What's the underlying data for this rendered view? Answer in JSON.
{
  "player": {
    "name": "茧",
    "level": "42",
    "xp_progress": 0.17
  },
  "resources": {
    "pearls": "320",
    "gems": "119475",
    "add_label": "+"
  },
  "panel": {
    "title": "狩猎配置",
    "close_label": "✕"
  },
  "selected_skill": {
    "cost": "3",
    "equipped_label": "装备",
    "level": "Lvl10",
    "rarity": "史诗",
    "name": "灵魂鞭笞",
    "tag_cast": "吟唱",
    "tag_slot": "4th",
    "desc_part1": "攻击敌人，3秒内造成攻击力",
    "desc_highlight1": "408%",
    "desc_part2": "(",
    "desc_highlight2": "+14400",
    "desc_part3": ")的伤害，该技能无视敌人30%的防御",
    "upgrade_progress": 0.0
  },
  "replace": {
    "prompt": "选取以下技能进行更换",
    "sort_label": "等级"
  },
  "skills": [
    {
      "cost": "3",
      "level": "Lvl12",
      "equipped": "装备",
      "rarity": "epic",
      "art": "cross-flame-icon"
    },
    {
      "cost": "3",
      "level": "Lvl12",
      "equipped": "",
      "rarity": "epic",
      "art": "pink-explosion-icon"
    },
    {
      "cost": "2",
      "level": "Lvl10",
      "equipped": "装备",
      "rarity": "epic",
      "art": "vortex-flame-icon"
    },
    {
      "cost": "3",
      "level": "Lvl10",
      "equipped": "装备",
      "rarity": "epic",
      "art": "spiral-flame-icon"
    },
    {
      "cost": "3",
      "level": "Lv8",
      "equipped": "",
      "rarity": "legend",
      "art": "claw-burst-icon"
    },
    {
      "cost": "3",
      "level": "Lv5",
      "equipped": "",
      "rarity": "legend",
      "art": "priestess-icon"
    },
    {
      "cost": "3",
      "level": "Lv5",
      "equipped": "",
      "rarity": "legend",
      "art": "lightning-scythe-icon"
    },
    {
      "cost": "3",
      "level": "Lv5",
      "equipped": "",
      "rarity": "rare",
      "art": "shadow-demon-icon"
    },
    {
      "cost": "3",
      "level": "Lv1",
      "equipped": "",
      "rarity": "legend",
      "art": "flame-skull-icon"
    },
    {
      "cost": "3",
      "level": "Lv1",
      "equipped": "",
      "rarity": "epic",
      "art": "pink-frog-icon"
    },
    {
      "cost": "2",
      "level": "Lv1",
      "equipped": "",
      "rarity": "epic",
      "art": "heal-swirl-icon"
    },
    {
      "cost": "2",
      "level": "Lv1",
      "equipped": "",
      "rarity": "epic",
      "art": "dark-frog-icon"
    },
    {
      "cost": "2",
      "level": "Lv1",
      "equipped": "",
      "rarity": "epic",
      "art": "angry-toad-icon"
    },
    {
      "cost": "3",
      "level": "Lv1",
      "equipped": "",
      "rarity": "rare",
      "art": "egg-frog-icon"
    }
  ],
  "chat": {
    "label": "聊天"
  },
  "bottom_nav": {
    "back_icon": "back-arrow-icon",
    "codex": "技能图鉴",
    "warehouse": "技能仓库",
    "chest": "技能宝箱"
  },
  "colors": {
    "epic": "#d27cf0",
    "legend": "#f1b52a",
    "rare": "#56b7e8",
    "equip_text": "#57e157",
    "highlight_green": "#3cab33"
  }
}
-*-*-
| AIM |
Return the listing above word for word.

| OUTPUT OF THE EXERCISE |
What's the underlying data for this rendered view? Answer in JSON.
{
  "player": {
    "name": "茧",
    "level": "42",
    "xp_progress": 0.17
  },
  "resources": {
    "pearls": "320",
    "gems": "119475",
    "add_label": "+"
  },
  "panel": {
    "title": "狩猎配置",
    "close_label": "✕"
  },
  "selected_skill": {
    "cost": "3",
    "equipped_label": "装备",
    "level": "Lvl10",
    "rarity": "史诗",
    "name": "灵魂鞭笞",
    "tag_cast": "吟唱",
    "tag_slot": "4th",
    "desc_part1": "攻击敌人，3秒内造成攻击力",
    "desc_highlight1": "408%",
    "desc_part2": "(",
    "desc_highlight2": "+14400",
    "desc_part3": ")的伤害，该技能无视敌人30%的防御",
    "upgrade_progress": 0.0
  },
  "replace": {
    "prompt": "选取以下技能进行更换",
    "sort_label": "等级"
  },
  "skills": [
    {
      "cost": "3",
      "level": "Lvl12",
      "equipped": "装备",
      "rarity": "epic",
      "art": "cross-flame-icon"
    },
    {
      "cost": "3",
      "level": "Lvl12",
      "equipped": "",
      "rarity": "epic",
      "art": "pink-explosion-icon"
    },
    {
      "cost": "2",
      "level": "Lvl10",
      "equipped": "装备",
      "rarity": "epic",
      "art": "vortex-flame-icon"
    },
    {
      "cost": "3",
      "level": "Lvl10",
      "equipped": "装备",
      "rarity": "epic",
      "art": "spiral-flame-icon"
    },
    {
      "cost": "3",
      "level": "Lv8",
      "equipped": "",
      "rarity": "legend",
      "art": "claw-burst-icon"
    },
    {
      "cost": "3",
      "level": "Lv5",
      "equipped": "",
      "rarity": "legend",
      "art": "priestess-icon"
    },
    {
      "cost": "3",
      "level": "Lv5",
      "equipped": "",
      "rarity": "legend",
      "art": "lightning-scythe-icon"
    },
    {
      "cost": "3",
      "level": "Lv5",
      "equipped": "",
      "rarity": "rare",
      "art": "shadow-demon-icon"
    },
    {
      "cost": "3",
      "level": "Lv1",
      "equipped": "",
      "rarity": "legend",
      "art": "flame-skull-icon"
    },
    {
      "cost": "3",
      "level": "Lv1",
      "equipped": "",
      "rarity": "epic",
      "art": "pink-frog-icon"
    },
    {
      "cost": "2",
      "level": "Lv1",
      "equipped": "",
      "rarity": "epic",
      "art": "heal-swirl-icon"
    },
    {
      "cost": "2",
      "level": "Lv1",
      "equipped": "",
      "rarity": "epic",
      "art": "dark-frog-icon"
    },
    {
      "cost": "2",
      "level": "Lv1",
      "equipped": "",
      "rarity": "epic",
      "art": "angry-toad-icon"
    },
    {
      "cost": "3",
      "level": "Lv1",
      "equipped": "",
      "rarity": "rare",
      "art": "egg-frog-icon"
    }
  ],
  "chat": {
    "label": "聊天"
  },
  "bottom_nav": {
    "back_icon": "back-arrow-icon",
    "codex": "技能图鉴",
    "warehouse": "技能仓库",
    "chest": "技能宝箱"
  },
  "colors": {
    "epic": "#d27cf0",
    "legend": "#f1b52a",
    "rare": "#56b7e8",
    "equip_text": "#57e157",
    "highlight_green": "#3cab33"
  }
}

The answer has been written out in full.